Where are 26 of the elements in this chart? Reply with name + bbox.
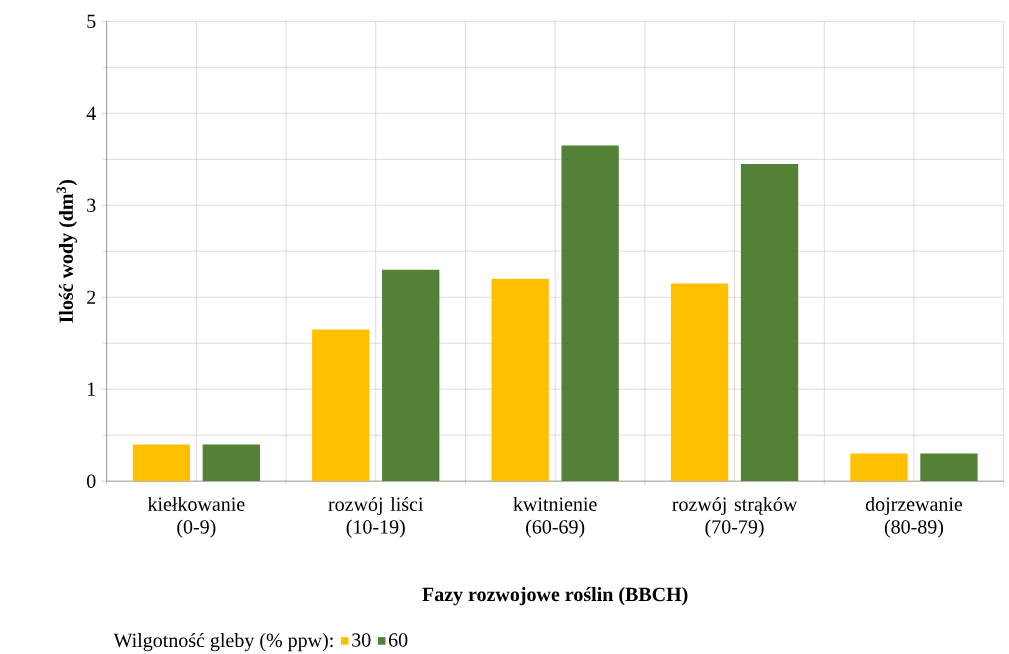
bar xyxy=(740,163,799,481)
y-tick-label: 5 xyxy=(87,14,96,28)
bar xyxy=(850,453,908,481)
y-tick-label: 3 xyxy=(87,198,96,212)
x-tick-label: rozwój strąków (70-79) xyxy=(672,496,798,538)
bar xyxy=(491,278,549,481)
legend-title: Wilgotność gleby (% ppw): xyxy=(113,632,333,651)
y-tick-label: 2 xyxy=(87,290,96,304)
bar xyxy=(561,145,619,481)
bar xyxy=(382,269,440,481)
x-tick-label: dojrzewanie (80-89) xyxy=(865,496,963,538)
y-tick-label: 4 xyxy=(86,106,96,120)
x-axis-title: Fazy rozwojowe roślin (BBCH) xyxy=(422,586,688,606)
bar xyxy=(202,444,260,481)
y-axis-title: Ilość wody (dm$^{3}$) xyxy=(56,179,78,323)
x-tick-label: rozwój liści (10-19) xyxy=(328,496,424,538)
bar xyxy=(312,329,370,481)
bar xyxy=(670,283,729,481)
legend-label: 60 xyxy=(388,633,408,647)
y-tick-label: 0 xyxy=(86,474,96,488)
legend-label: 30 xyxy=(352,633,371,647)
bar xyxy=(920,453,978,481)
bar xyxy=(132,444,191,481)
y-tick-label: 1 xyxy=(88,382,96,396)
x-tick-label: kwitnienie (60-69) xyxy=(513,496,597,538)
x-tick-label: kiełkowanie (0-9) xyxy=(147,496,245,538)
################
# Short exercise
Quote the listing above verbatim, line for line, and omit the picture from your reply.

# The answer
Where are 26 of the elements in this chart? Reply with name + bbox.
bar xyxy=(740,163,799,481)
y-tick-label: 5 xyxy=(87,14,96,28)
bar xyxy=(850,453,908,481)
y-tick-label: 3 xyxy=(87,198,96,212)
x-tick-label: rozwój strąków (70-79) xyxy=(672,496,798,538)
bar xyxy=(491,278,549,481)
legend-title: Wilgotność gleby (% ppw): xyxy=(113,632,333,651)
y-tick-label: 2 xyxy=(87,290,96,304)
bar xyxy=(561,145,619,481)
bar xyxy=(382,269,440,481)
x-tick-label: dojrzewanie (80-89) xyxy=(865,496,963,538)
y-tick-label: 4 xyxy=(86,106,96,120)
x-axis-title: Fazy rozwojowe roślin (BBCH) xyxy=(422,586,688,606)
bar xyxy=(202,444,260,481)
y-axis-title: Ilość wody (dm$^{3}$) xyxy=(56,179,78,323)
x-tick-label: rozwój liści (10-19) xyxy=(328,496,424,538)
bar xyxy=(312,329,370,481)
bar xyxy=(670,283,729,481)
legend-label: 60 xyxy=(388,633,408,647)
y-tick-label: 0 xyxy=(86,474,96,488)
legend-label: 30 xyxy=(352,633,371,647)
bar xyxy=(920,453,978,481)
bar xyxy=(132,444,191,481)
y-tick-label: 1 xyxy=(88,382,96,396)
x-tick-label: kwitnienie (60-69) xyxy=(513,496,597,538)
x-tick-label: kiełkowanie (0-9) xyxy=(147,496,245,538)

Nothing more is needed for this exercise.